Sift the listing for lines that hold the string "MoCA" and pull them out.

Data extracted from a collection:

************

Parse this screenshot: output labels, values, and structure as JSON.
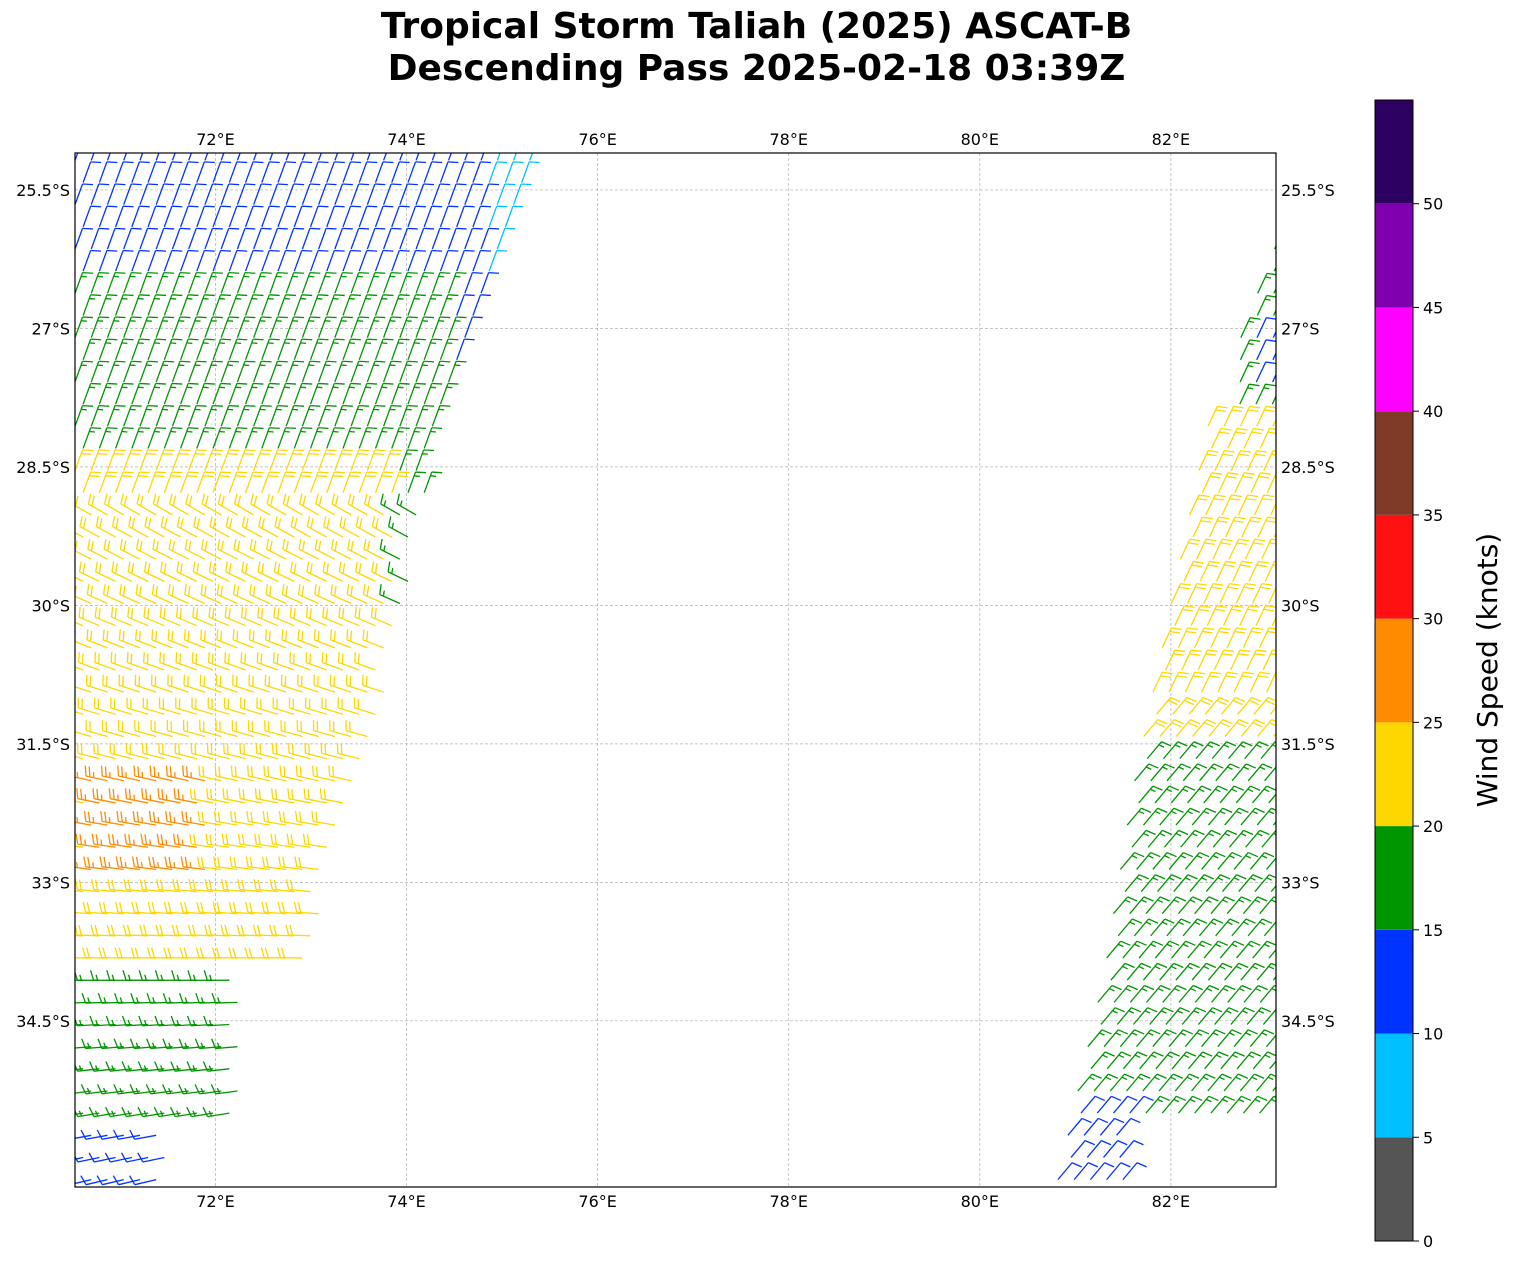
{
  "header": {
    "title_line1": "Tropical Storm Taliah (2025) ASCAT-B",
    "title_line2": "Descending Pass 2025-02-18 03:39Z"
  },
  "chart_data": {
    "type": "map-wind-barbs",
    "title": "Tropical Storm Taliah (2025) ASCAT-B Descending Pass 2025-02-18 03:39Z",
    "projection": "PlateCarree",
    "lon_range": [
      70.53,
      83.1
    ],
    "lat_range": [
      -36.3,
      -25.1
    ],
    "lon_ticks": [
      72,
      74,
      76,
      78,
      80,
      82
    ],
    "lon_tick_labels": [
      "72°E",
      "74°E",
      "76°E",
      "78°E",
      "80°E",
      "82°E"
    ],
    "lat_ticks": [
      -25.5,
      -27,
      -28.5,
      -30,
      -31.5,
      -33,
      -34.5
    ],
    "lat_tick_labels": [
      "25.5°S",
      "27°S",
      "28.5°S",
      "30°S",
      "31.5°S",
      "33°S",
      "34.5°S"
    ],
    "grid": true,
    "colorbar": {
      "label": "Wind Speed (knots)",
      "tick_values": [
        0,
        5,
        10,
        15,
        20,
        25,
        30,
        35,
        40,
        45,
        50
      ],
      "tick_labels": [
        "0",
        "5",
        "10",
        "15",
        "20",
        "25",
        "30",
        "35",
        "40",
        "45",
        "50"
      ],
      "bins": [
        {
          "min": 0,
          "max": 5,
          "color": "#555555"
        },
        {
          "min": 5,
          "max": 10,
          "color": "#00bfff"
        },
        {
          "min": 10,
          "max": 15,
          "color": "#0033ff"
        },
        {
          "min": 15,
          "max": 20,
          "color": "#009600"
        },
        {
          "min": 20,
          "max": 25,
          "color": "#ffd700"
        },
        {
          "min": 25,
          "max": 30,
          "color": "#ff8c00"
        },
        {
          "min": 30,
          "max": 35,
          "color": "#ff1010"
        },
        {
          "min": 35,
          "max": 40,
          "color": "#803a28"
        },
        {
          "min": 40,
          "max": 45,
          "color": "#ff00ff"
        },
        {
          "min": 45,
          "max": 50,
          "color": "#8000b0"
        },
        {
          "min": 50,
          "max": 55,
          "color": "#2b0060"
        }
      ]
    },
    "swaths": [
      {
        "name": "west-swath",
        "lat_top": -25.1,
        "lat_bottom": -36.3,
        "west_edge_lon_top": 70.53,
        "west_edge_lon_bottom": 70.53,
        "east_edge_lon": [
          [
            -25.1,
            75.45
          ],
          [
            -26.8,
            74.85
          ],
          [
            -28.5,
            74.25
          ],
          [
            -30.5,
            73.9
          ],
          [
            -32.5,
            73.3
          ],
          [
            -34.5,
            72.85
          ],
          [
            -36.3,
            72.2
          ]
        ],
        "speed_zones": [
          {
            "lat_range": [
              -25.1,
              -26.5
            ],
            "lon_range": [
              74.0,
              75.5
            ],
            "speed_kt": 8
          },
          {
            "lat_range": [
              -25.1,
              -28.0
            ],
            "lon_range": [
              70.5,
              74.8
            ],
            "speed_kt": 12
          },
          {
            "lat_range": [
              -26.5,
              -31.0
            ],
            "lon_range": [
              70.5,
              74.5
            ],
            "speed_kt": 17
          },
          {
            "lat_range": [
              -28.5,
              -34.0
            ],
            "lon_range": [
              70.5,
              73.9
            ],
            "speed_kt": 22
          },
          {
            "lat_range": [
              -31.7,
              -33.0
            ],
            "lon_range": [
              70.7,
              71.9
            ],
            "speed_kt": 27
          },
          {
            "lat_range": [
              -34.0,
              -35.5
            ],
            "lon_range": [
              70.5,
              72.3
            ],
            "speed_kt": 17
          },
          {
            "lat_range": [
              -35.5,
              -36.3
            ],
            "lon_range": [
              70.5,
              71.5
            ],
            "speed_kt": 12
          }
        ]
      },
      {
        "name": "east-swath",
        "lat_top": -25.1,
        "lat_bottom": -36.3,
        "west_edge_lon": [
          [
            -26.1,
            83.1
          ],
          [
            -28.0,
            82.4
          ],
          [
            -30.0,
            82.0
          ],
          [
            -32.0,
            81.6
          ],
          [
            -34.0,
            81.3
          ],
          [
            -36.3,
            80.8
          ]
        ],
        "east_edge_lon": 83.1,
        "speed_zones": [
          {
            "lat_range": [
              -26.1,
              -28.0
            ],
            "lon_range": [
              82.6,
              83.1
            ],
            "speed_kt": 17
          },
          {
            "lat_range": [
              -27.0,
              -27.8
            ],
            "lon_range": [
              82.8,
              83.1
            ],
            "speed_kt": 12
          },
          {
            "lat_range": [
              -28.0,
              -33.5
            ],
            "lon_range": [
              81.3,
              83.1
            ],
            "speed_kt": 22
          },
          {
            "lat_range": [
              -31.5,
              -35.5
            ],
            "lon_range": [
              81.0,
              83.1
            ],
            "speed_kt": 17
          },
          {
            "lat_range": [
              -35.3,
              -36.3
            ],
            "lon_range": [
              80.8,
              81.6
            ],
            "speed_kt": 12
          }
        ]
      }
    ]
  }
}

************

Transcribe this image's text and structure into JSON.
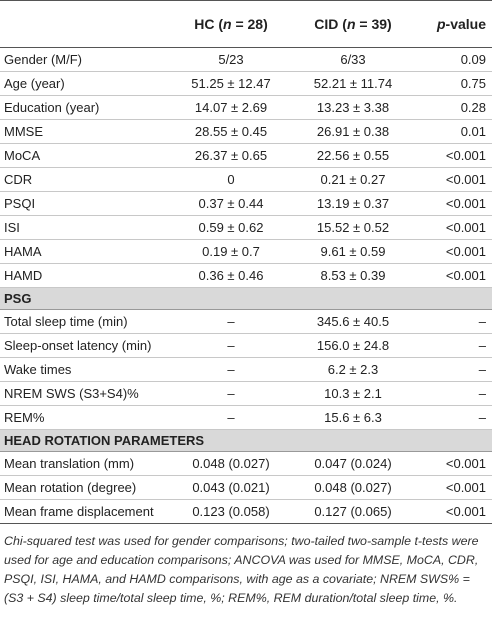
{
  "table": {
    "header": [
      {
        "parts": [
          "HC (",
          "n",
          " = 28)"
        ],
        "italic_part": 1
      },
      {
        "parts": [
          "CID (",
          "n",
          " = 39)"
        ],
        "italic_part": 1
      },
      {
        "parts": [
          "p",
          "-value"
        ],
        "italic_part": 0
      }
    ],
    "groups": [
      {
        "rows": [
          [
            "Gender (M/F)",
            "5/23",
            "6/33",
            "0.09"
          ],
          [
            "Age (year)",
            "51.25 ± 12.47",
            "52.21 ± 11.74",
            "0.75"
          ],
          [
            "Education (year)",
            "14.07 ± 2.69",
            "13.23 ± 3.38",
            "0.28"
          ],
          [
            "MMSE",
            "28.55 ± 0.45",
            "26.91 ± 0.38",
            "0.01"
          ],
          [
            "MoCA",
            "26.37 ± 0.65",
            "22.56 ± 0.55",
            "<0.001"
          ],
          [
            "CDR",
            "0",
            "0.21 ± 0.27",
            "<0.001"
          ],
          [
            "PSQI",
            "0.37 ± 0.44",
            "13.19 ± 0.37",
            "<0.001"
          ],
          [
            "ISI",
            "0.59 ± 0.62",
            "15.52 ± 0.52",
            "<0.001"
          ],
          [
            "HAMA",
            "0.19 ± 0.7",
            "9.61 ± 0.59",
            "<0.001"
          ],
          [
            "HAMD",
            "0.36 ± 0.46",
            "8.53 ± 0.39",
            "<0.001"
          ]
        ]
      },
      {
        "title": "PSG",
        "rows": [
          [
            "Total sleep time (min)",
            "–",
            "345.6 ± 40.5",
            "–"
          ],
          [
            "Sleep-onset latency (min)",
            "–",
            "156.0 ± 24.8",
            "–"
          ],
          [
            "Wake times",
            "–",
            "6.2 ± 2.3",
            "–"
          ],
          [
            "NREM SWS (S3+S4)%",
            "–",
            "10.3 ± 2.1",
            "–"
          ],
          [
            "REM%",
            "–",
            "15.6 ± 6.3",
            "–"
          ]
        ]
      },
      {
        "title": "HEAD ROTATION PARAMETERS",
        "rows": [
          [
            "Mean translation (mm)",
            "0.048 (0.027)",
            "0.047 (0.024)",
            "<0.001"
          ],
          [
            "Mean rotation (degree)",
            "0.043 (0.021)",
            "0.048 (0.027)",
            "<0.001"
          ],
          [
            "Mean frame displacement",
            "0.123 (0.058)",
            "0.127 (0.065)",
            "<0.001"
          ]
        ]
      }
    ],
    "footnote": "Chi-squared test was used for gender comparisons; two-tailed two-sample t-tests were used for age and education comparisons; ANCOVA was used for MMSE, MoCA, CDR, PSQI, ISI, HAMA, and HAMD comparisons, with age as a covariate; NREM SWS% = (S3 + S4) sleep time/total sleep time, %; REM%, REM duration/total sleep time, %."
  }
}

************

» **OUTPUT BELOW**
            "MoCA",
    "footnote": "Chi-squared test was used for gender comparisons; two-tailed two-sample t-tests were used for age and education comparisons; ANCOVA was used for MMSE, MoCA, CDR, PSQI, ISI, HAMA, and HAMD comparisons, with age as a covariate; NREM SWS% = (S3 + S4) sleep time/total sleep time, %; REM%, REM duration/total sleep time, %."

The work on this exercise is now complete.